• **MATERIAL PROVIDED**:
========

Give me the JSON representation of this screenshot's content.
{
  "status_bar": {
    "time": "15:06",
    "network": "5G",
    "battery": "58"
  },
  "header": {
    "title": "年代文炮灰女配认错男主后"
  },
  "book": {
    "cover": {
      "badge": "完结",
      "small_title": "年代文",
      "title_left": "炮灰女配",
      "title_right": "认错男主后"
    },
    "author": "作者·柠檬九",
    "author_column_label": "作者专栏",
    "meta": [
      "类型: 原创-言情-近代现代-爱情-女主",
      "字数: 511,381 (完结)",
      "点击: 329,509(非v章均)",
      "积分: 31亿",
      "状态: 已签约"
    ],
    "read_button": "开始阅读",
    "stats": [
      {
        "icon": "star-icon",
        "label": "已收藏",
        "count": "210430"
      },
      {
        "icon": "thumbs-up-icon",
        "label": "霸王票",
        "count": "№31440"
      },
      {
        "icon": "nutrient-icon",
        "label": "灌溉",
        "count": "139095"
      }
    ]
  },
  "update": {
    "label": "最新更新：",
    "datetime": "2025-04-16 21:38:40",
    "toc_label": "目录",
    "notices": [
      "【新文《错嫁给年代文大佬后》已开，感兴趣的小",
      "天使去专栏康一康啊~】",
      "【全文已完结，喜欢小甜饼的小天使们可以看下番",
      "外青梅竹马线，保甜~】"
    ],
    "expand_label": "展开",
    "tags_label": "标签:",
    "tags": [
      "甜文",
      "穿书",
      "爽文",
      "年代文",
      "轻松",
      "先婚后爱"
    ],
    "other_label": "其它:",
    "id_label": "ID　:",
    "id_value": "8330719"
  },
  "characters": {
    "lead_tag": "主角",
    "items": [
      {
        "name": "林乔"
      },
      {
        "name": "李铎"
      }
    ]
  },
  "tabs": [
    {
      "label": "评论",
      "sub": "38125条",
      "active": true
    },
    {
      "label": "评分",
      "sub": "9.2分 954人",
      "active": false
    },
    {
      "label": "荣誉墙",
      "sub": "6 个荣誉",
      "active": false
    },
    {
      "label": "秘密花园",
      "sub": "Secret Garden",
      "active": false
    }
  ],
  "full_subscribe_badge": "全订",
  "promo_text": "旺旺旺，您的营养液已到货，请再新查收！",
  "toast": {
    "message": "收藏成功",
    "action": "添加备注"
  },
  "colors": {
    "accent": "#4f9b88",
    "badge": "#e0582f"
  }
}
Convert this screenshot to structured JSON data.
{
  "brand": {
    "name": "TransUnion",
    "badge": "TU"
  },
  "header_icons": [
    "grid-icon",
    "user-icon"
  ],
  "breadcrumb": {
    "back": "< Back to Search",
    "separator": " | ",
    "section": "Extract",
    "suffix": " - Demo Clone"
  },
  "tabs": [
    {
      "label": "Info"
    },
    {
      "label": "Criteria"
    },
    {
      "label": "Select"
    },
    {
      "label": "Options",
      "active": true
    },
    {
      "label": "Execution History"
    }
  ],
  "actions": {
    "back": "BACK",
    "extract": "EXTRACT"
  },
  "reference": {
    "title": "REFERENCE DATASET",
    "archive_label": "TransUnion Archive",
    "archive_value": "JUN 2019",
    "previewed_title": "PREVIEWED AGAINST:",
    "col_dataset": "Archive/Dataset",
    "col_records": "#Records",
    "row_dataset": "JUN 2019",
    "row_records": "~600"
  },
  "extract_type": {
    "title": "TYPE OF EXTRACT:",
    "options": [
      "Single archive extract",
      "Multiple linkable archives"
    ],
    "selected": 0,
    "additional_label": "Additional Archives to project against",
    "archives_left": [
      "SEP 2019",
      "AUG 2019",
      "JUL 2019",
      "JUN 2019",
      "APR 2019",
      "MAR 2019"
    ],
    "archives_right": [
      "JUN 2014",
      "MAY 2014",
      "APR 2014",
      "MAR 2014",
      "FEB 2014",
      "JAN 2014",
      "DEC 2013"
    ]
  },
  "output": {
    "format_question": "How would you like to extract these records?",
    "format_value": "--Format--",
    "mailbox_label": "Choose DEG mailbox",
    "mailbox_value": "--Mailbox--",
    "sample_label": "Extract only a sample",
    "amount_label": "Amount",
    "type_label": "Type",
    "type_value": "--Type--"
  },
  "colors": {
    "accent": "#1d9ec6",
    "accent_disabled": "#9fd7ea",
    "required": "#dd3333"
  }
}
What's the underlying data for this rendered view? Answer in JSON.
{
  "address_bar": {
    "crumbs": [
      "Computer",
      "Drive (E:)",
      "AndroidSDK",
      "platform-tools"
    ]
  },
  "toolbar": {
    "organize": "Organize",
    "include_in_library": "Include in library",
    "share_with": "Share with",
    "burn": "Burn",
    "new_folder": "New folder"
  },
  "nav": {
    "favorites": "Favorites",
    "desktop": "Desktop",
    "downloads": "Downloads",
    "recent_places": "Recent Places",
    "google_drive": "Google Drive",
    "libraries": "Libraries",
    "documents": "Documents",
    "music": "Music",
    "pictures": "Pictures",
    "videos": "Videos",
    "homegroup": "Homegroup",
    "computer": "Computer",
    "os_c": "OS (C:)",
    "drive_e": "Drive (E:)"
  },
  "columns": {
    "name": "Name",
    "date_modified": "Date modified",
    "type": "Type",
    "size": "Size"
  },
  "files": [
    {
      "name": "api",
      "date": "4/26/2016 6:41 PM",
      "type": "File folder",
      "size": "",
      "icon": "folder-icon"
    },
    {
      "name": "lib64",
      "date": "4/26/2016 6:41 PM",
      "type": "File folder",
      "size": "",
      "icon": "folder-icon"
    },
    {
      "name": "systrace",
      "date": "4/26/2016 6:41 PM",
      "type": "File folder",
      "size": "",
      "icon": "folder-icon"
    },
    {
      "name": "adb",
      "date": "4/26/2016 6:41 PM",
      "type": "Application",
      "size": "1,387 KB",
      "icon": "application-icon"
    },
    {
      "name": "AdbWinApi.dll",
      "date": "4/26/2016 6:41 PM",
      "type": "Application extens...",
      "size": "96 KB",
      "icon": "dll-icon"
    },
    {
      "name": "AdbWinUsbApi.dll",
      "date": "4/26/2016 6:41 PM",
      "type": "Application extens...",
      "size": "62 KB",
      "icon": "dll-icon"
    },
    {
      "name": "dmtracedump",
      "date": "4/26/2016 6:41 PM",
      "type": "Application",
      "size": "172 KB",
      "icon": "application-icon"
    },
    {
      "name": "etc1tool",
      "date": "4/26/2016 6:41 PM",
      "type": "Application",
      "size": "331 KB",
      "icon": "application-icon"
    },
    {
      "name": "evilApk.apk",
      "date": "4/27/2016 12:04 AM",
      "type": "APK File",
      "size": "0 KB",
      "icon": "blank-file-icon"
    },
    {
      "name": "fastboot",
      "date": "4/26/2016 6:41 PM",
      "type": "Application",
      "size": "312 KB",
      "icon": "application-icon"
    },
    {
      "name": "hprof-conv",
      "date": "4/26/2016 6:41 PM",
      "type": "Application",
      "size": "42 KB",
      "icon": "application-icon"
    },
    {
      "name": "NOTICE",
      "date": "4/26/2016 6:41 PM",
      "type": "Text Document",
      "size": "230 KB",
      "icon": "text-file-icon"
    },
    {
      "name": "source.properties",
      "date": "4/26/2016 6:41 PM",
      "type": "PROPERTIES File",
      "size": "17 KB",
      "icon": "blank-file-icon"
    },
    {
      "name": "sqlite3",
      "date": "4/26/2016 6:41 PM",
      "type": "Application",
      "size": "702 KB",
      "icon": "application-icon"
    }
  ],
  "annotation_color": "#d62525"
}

========

• **WORK TO DO**:
The lines above should be duplicated exactly.

• **RESULT OF THE EXERCISE**:
Give me the JSON representation of this screenshot's content.
{
  "status_bar": {
    "time": "15:06",
    "network": "5G",
    "battery": "58"
  },
  "header": {
    "title": "年代文炮灰女配认错男主后"
  },
  "book": {
    "cover": {
      "badge": "完结",
      "small_title": "年代文",
      "title_left": "炮灰女配",
      "title_right": "认错男主后"
    },
    "author": "作者·柠檬九",
    "author_column_label": "作者专栏",
    "meta": [
      "类型: 原创-言情-近代现代-爱情-女主",
      "字数: 511,381 (完结)",
      "点击: 329,509(非v章均)",
      "积分: 31亿",
      "状态: 已签约"
    ],
    "read_button": "开始阅读",
    "stats": [
      {
        "icon": "star-icon",
        "label": "已收藏",
        "count": "210430"
      },
      {
        "icon": "thumbs-up-icon",
        "label": "霸王票",
        "count": "№31440"
      },
      {
        "icon": "nutrient-icon",
        "label": "灌溉",
        "count": "139095"
      }
    ]
  },
  "update": {
    "label": "最新更新：",
    "datetime": "2025-04-16 21:38:40",
    "toc_label": "目录",
    "notices": [
      "【新文《错嫁给年代文大佬后》已开，感兴趣的小",
      "天使去专栏康一康啊~】",
      "【全文已完结，喜欢小甜饼的小天使们可以看下番",
      "外青梅竹马线，保甜~】"
    ],
    "expand_label": "展开",
    "tags_label": "标签:",
    "tags": [
      "甜文",
      "穿书",
      "爽文",
      "年代文",
      "轻松",
      "先婚后爱"
    ],
    "other_label": "其它:",
    "id_label": "ID　:",
    "id_value": "8330719"
  },
  "characters": {
    "lead_tag": "主角",
    "items": [
      {
        "name": "林乔"
      },
      {
        "name": "李铎"
      }
    ]
  },
  "tabs": [
    {
      "label": "评论",
      "sub": "38125条",
      "active": true
    },
    {
      "label": "评分",
      "sub": "9.2分 954人",
      "active": false
    },
    {
      "label": "荣誉墙",
      "sub": "6 个荣誉",
      "active": false
    },
    {
      "label": "秘密花园",
      "sub": "Secret Garden",
      "active": false
    }
  ],
  "full_subscribe_badge": "全订",
  "promo_text": "旺旺旺，您的营养液已到货，请再新查收！",
  "toast": {
    "message": "收藏成功",
    "action": "添加备注"
  },
  "colors": {
    "accent": "#4f9b88",
    "badge": "#e0582f"
  }
}
Convert this screenshot to structured JSON data.
{
  "brand": {
    "name": "TransUnion",
    "badge": "TU"
  },
  "header_icons": [
    "grid-icon",
    "user-icon"
  ],
  "breadcrumb": {
    "back": "< Back to Search",
    "separator": " | ",
    "section": "Extract",
    "suffix": " - Demo Clone"
  },
  "tabs": [
    {
      "label": "Info"
    },
    {
      "label": "Criteria"
    },
    {
      "label": "Select"
    },
    {
      "label": "Options",
      "active": true
    },
    {
      "label": "Execution History"
    }
  ],
  "actions": {
    "back": "BACK",
    "extract": "EXTRACT"
  },
  "reference": {
    "title": "REFERENCE DATASET",
    "archive_label": "TransUnion Archive",
    "archive_value": "JUN 2019",
    "previewed_title": "PREVIEWED AGAINST:",
    "col_dataset": "Archive/Dataset",
    "col_records": "#Records",
    "row_dataset": "JUN 2019",
    "row_records": "~600"
  },
  "extract_type": {
    "title": "TYPE OF EXTRACT:",
    "options": [
      "Single archive extract",
      "Multiple linkable archives"
    ],
    "selected": 0,
    "additional_label": "Additional Archives to project against",
    "archives_left": [
      "SEP 2019",
      "AUG 2019",
      "JUL 2019",
      "JUN 2019",
      "APR 2019",
      "MAR 2019"
    ],
    "archives_right": [
      "JUN 2014",
      "MAY 2014",
      "APR 2014",
      "MAR 2014",
      "FEB 2014",
      "JAN 2014",
      "DEC 2013"
    ]
  },
  "output": {
    "format_question": "How would you like to extract these records?",
    "format_value": "--Format--",
    "mailbox_label": "Choose DEG mailbox",
    "mailbox_value": "--Mailbox--",
    "sample_label": "Extract only a sample",
    "amount_label": "Amount",
    "type_label": "Type",
    "type_value": "--Type--"
  },
  "colors": {
    "accent": "#1d9ec6",
    "accent_disabled": "#9fd7ea",
    "required": "#dd3333"
  }
}
What's the underlying data for this rendered view? Answer in JSON.
{
  "address_bar": {
    "crumbs": [
      "Computer",
      "Drive (E:)",
      "AndroidSDK",
      "platform-tools"
    ]
  },
  "toolbar": {
    "organize": "Organize",
    "include_in_library": "Include in library",
    "share_with": "Share with",
    "burn": "Burn",
    "new_folder": "New folder"
  },
  "nav": {
    "favorites": "Favorites",
    "desktop": "Desktop",
    "downloads": "Downloads",
    "recent_places": "Recent Places",
    "google_drive": "Google Drive",
    "libraries": "Libraries",
    "documents": "Documents",
    "music": "Music",
    "pictures": "Pictures",
    "videos": "Videos",
    "homegroup": "Homegroup",
    "computer": "Computer",
    "os_c": "OS (C:)",
    "drive_e": "Drive (E:)"
  },
  "columns": {
    "name": "Name",
    "date_modified": "Date modified",
    "type": "Type",
    "size": "Size"
  },
  "files": [
    {
      "name": "api",
      "date": "4/26/2016 6:41 PM",
      "type": "File folder",
      "size": "",
      "icon": "folder-icon"
    },
    {
      "name": "lib64",
      "date": "4/26/2016 6:41 PM",
      "type": "File folder",
      "size": "",
      "icon": "folder-icon"
    },
    {
      "name": "systrace",
      "date": "4/26/2016 6:41 PM",
      "type": "File folder",
      "size": "",
      "icon": "folder-icon"
    },
    {
      "name": "adb",
      "date": "4/26/2016 6:41 PM",
      "type": "Application",
      "size": "1,387 KB",
      "icon": "application-icon"
    },
    {
      "name": "AdbWinApi.dll",
      "date": "4/26/2016 6:41 PM",
      "type": "Application extens...",
      "size": "96 KB",
      "icon": "dll-icon"
    },
    {
      "name": "AdbWinUsbApi.dll",
      "date": "4/26/2016 6:41 PM",
      "type": "Application extens...",
      "size": "62 KB",
      "icon": "dll-icon"
    },
    {
      "name": "dmtracedump",
      "date": "4/26/2016 6:41 PM",
      "type": "Application",
      "size": "172 KB",
      "icon": "application-icon"
    },
    {
      "name": "etc1tool",
      "date": "4/26/2016 6:41 PM",
      "type": "Application",
      "size": "331 KB",
      "icon": "application-icon"
    },
    {
      "name": "evilApk.apk",
      "date": "4/27/2016 12:04 AM",
      "type": "APK File",
      "size": "0 KB",
      "icon": "blank-file-icon"
    },
    {
      "name": "fastboot",
      "date": "4/26/2016 6:41 PM",
      "type": "Application",
      "size": "312 KB",
      "icon": "application-icon"
    },
    {
      "name": "hprof-conv",
      "date": "4/26/2016 6:41 PM",
      "type": "Application",
      "size": "42 KB",
      "icon": "application-icon"
    },
    {
      "name": "NOTICE",
      "date": "4/26/2016 6:41 PM",
      "type": "Text Document",
      "size": "230 KB",
      "icon": "text-file-icon"
    },
    {
      "name": "source.properties",
      "date": "4/26/2016 6:41 PM",
      "type": "PROPERTIES File",
      "size": "17 KB",
      "icon": "blank-file-icon"
    },
    {
      "name": "sqlite3",
      "date": "4/26/2016 6:41 PM",
      "type": "Application",
      "size": "702 KB",
      "icon": "application-icon"
    }
  ],
  "annotation_color": "#d62525"
}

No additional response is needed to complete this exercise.